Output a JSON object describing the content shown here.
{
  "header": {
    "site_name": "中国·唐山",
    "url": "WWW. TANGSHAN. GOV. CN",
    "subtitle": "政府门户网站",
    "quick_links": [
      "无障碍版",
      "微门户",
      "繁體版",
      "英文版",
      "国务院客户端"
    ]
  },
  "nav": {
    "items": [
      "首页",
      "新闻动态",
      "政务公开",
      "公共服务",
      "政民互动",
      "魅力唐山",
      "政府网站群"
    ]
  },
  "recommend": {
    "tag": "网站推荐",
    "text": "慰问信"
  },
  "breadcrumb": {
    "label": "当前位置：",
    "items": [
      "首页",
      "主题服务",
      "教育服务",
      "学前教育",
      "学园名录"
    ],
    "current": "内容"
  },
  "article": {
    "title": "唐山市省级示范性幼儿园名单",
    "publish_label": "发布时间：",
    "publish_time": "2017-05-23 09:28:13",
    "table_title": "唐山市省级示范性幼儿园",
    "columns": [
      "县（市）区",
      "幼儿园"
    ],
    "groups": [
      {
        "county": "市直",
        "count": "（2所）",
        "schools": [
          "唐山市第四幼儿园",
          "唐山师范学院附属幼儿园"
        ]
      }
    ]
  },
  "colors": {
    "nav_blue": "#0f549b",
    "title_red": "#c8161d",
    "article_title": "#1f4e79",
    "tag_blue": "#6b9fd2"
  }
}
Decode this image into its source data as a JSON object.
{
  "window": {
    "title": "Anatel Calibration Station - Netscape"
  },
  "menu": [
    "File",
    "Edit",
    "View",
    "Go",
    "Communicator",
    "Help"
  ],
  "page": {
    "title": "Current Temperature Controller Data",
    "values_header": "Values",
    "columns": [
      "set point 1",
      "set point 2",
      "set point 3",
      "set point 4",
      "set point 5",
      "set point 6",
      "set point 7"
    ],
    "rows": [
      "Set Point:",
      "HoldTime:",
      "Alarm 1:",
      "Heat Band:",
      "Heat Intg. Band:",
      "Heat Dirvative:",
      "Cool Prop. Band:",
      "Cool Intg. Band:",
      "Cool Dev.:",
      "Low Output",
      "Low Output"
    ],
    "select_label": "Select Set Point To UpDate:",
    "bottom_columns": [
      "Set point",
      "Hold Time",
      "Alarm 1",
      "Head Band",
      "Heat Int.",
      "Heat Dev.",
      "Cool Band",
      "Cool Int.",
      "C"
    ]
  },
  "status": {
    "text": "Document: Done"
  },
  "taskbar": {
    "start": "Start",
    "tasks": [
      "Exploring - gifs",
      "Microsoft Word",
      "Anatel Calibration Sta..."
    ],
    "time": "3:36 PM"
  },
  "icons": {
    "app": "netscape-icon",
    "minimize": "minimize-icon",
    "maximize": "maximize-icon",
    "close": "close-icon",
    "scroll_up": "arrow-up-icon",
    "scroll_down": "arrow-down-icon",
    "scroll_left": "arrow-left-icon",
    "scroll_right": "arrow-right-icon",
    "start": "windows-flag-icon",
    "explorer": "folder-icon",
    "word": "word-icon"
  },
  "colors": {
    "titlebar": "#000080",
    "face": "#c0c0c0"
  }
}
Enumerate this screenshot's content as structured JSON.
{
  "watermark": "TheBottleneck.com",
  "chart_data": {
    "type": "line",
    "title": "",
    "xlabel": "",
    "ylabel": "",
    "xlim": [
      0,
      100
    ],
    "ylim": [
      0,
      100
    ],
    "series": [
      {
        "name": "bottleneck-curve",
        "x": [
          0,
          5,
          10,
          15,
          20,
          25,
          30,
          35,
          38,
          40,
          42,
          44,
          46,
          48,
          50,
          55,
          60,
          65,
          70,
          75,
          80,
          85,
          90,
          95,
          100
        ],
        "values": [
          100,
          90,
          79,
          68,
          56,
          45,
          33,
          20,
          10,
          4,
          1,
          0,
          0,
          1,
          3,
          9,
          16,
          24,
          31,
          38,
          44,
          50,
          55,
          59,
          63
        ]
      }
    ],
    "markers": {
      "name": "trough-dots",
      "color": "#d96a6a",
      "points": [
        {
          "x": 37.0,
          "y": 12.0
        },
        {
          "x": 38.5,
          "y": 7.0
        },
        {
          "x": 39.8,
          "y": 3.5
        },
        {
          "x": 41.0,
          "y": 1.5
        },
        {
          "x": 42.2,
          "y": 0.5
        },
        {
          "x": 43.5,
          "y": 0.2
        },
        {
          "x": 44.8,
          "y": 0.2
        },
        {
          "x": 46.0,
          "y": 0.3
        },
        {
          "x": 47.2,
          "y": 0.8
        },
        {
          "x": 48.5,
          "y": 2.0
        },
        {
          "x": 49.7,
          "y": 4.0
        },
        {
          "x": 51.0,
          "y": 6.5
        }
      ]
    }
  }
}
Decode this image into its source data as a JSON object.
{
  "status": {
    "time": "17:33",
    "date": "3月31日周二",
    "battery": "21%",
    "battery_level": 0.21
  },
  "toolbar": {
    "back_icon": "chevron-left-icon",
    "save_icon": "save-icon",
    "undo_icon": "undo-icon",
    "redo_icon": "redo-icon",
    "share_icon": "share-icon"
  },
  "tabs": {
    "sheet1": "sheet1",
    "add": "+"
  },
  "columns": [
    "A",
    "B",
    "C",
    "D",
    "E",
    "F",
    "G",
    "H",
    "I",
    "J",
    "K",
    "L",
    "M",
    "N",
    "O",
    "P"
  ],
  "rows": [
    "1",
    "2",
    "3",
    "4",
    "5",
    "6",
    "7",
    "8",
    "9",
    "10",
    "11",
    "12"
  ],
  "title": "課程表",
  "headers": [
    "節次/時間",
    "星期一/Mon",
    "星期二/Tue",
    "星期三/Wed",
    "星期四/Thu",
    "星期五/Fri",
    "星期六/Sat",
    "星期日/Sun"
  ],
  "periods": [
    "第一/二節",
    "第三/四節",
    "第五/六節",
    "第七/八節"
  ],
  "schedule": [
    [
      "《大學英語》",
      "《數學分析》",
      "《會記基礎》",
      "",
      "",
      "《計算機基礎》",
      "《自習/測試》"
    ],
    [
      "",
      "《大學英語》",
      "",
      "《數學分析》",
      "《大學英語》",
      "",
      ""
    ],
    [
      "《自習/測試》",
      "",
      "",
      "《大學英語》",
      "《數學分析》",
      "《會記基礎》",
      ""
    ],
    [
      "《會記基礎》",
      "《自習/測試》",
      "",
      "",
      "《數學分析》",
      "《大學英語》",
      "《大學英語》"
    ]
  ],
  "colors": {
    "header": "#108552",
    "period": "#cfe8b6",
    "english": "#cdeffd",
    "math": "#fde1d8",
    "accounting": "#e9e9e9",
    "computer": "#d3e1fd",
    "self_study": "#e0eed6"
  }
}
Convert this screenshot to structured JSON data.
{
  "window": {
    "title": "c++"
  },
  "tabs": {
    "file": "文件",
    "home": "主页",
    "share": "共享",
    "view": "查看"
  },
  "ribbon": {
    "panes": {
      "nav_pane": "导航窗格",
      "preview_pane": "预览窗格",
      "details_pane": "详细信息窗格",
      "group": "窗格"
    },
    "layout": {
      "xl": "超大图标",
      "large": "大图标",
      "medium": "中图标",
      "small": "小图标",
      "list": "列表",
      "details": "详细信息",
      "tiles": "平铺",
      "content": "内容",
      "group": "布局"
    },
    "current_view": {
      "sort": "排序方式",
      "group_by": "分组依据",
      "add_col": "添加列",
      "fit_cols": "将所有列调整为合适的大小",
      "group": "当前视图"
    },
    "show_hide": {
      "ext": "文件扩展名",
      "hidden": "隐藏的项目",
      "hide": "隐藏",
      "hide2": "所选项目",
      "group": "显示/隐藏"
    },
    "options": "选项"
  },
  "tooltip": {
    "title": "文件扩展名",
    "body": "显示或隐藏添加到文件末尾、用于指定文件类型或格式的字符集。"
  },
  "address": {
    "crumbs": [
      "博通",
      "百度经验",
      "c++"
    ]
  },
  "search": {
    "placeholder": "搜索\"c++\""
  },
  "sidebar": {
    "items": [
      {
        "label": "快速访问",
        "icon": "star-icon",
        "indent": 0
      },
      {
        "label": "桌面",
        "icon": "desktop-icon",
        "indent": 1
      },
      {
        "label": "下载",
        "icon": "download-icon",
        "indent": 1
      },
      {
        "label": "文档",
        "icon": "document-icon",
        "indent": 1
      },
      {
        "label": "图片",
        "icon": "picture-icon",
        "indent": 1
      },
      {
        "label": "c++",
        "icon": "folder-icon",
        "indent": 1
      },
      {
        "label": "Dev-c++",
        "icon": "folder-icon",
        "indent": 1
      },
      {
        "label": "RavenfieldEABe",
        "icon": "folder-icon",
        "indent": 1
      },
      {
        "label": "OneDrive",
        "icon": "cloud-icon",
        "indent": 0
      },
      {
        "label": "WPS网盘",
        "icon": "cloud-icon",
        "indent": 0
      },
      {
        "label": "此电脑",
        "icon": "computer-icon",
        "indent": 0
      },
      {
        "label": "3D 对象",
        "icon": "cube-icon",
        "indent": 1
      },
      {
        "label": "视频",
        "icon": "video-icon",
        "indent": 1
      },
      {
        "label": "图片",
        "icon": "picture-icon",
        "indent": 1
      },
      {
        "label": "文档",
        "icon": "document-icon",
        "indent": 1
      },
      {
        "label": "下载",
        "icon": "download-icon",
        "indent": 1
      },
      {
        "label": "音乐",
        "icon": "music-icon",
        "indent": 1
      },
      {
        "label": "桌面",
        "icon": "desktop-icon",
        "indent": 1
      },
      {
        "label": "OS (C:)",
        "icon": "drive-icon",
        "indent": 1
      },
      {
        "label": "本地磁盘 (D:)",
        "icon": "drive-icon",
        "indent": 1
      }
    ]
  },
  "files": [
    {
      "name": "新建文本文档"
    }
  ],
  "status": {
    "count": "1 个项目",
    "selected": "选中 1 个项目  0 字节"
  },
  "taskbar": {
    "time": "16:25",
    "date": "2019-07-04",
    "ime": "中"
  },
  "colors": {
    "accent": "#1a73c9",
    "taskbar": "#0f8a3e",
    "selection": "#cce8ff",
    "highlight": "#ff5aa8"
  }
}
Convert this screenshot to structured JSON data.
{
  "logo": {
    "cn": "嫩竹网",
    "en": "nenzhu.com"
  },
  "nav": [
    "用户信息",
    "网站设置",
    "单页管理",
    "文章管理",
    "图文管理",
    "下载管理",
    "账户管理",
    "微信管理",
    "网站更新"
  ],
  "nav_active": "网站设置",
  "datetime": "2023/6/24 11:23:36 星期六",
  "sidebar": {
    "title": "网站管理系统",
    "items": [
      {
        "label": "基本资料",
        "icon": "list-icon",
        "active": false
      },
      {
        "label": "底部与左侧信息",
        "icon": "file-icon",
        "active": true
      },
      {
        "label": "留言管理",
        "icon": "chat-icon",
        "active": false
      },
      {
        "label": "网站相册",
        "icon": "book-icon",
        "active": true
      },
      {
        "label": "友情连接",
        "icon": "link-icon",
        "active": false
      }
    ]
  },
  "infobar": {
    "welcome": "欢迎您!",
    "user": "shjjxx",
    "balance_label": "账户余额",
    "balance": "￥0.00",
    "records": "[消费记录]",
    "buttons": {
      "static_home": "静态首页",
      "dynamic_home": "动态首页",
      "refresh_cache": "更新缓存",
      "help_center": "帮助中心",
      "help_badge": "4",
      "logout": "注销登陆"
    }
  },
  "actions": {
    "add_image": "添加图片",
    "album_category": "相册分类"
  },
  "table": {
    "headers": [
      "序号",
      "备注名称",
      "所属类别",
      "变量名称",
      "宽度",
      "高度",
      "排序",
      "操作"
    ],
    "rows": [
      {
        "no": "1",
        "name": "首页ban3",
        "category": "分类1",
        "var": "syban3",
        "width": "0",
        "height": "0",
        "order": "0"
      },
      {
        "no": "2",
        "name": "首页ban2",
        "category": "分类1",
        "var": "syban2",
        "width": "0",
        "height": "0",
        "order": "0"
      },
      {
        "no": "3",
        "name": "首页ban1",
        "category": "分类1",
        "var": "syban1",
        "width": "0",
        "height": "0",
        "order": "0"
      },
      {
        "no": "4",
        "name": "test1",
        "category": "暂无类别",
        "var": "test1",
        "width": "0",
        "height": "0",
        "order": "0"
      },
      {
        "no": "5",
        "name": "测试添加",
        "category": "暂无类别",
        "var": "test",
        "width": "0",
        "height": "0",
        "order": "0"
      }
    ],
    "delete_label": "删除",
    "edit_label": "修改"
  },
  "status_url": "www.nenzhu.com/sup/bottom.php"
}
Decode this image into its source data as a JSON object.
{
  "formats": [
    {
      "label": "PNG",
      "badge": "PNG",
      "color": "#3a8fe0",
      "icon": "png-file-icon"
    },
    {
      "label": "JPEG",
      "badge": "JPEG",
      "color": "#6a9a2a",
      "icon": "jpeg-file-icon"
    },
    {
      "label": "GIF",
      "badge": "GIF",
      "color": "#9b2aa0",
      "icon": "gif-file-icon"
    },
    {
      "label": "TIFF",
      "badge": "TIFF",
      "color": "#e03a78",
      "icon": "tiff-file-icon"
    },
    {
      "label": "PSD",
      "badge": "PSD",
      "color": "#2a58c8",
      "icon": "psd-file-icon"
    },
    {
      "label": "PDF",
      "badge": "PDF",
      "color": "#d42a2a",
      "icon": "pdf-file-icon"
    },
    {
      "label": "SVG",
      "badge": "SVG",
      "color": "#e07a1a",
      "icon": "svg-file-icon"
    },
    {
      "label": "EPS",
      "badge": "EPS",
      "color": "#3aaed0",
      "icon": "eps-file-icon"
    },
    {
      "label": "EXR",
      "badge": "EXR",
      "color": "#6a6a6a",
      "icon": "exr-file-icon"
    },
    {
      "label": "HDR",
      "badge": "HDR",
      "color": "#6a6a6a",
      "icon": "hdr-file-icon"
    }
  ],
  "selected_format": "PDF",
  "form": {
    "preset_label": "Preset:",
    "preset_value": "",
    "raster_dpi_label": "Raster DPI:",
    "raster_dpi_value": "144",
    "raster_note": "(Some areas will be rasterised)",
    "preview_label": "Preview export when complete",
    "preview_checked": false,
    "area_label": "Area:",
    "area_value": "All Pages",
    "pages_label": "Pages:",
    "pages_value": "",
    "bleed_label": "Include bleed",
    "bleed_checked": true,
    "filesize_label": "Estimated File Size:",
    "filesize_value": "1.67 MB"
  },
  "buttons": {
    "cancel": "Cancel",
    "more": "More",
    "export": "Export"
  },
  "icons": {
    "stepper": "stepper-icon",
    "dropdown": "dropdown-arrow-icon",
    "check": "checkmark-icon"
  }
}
= = =
Directions: Copy all lines from the material that contain "Cool".

Written response:
      "Cool Prop. Band:",
      "Cool Intg. Band:",
      "Cool Dev.:",
      "Cool Band",
      "Cool Int.",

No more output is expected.